**SHORT TASK:** Filter the data below for the string "CONTRACT" and copy each matching line.
-------
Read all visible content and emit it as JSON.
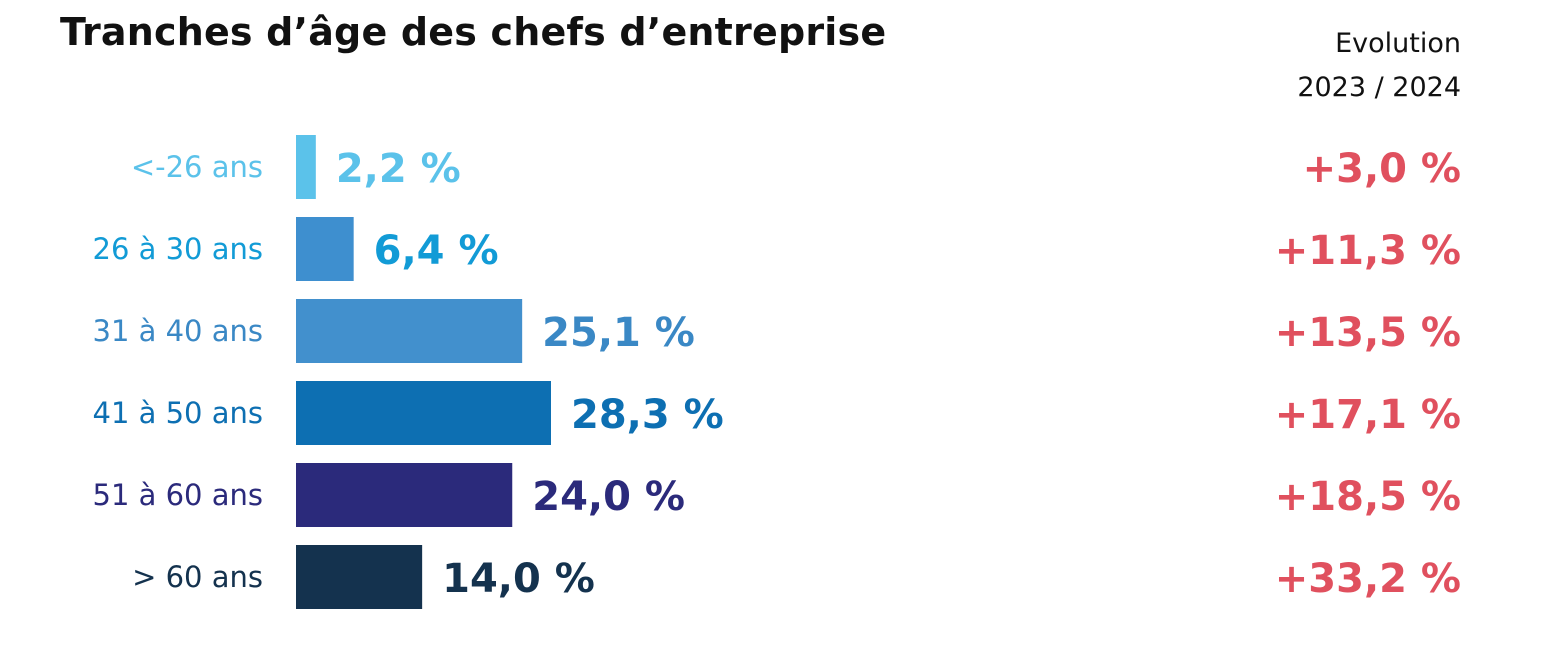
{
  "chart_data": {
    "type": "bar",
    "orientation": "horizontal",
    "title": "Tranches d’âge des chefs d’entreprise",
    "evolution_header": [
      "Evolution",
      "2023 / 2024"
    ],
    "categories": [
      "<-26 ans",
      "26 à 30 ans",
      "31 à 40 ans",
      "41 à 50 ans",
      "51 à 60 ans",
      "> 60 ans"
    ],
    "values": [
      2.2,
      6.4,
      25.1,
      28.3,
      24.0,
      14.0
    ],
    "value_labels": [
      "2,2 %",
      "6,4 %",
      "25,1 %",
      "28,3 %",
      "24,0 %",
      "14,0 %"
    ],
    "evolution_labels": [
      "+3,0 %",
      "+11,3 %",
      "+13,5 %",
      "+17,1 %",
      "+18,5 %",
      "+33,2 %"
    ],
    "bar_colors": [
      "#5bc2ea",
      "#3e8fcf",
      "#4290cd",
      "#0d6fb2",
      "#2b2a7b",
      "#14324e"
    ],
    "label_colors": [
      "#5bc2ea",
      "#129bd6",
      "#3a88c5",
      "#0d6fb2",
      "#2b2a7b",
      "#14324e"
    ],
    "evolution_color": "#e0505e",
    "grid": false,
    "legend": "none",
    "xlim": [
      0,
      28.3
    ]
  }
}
-------
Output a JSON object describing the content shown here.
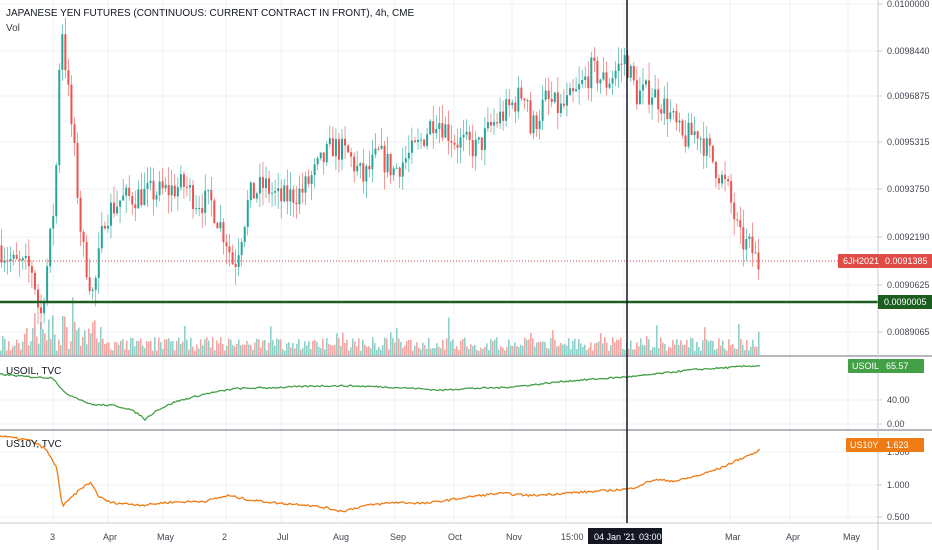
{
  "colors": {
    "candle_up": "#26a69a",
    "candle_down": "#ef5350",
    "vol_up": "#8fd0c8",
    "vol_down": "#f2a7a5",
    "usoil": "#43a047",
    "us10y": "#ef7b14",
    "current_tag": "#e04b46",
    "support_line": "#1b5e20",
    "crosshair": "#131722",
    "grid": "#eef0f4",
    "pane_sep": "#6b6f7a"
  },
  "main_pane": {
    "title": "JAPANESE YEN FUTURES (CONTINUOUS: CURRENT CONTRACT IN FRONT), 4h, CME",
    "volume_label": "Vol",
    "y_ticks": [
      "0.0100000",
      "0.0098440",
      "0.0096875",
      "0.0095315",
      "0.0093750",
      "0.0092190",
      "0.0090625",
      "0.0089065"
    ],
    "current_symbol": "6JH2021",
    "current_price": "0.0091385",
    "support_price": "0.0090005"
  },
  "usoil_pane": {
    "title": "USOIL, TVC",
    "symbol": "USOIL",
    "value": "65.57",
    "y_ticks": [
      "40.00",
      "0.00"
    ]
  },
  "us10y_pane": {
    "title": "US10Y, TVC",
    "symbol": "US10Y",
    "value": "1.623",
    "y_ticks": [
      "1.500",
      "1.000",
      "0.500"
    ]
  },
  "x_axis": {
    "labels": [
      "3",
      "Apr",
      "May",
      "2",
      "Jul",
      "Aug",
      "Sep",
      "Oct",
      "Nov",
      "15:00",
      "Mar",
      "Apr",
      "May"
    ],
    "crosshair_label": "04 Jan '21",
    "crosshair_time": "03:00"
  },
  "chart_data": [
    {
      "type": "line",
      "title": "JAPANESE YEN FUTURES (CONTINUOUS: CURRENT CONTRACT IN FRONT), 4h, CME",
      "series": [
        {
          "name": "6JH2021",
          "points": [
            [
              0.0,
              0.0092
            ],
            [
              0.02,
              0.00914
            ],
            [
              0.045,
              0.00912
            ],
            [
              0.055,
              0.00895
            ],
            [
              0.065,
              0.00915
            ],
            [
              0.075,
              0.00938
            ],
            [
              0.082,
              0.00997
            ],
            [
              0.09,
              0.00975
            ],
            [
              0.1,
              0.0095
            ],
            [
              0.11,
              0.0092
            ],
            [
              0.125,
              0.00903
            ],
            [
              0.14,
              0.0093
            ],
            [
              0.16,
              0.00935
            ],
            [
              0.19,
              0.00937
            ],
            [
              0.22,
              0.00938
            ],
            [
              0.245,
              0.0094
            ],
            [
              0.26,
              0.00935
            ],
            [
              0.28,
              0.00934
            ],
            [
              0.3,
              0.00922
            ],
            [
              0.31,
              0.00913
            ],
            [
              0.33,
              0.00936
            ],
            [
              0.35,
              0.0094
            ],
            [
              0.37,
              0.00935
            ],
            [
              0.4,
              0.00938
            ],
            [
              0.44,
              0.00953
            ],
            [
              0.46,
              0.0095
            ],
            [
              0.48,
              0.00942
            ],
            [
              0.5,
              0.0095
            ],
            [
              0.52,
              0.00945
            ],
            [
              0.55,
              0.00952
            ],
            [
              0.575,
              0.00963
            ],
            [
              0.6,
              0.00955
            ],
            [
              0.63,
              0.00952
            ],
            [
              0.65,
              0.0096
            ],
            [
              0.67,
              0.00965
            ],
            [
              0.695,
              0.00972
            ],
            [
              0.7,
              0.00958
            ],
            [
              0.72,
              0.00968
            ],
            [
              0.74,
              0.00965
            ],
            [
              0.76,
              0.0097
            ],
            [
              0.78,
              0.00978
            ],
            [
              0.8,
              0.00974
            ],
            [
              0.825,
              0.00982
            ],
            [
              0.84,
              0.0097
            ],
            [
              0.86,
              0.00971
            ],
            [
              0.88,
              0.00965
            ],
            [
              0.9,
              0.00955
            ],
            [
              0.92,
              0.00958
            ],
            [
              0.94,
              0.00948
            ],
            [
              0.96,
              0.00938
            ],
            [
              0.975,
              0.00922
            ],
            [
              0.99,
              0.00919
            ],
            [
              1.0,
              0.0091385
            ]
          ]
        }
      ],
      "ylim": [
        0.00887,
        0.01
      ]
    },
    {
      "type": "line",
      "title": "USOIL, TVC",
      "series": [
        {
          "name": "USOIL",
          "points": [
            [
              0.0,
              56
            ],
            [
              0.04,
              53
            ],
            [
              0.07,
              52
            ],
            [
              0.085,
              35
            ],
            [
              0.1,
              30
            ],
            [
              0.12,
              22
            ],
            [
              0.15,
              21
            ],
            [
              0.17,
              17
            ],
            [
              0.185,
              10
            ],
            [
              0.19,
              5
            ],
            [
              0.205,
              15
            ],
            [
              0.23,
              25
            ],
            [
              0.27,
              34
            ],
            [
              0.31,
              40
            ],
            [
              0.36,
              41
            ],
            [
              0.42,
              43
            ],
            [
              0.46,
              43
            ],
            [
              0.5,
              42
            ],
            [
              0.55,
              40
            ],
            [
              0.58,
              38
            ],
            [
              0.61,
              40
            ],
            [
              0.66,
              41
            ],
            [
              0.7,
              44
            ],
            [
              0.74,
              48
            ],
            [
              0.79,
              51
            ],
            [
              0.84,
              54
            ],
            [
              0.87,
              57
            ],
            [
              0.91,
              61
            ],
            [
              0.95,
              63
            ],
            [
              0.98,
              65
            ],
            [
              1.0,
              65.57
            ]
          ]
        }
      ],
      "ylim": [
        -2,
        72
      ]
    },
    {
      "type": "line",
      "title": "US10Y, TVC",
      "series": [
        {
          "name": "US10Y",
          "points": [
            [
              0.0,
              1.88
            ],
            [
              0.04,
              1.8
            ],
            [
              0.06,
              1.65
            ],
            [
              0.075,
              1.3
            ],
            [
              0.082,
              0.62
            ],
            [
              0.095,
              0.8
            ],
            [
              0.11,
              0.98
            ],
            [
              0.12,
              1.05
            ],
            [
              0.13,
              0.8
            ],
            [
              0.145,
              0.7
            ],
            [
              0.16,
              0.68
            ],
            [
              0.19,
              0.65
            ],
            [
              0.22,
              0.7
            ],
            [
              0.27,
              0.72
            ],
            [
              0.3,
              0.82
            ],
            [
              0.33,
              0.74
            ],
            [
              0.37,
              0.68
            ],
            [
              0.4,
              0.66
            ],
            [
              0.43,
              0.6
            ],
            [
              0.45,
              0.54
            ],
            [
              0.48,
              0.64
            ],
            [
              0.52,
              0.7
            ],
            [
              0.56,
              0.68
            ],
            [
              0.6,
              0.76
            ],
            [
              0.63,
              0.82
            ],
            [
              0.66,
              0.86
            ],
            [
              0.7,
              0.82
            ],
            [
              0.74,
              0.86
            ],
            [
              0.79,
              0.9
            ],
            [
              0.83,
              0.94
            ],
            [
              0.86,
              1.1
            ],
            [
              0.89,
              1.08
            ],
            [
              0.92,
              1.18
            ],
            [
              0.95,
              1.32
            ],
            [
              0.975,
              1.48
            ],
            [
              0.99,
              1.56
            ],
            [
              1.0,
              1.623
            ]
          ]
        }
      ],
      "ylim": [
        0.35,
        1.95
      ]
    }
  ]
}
-------
**TASK SOLUTION:**
    "title": "JAPANESE YEN FUTURES (CONTINUOUS: CURRENT CONTRACT IN FRONT), 4h, CME",
      "title": "JAPANESE YEN FUTURES (CONTINUOUS: CURRENT CONTRACT IN FRONT), 4h, CME",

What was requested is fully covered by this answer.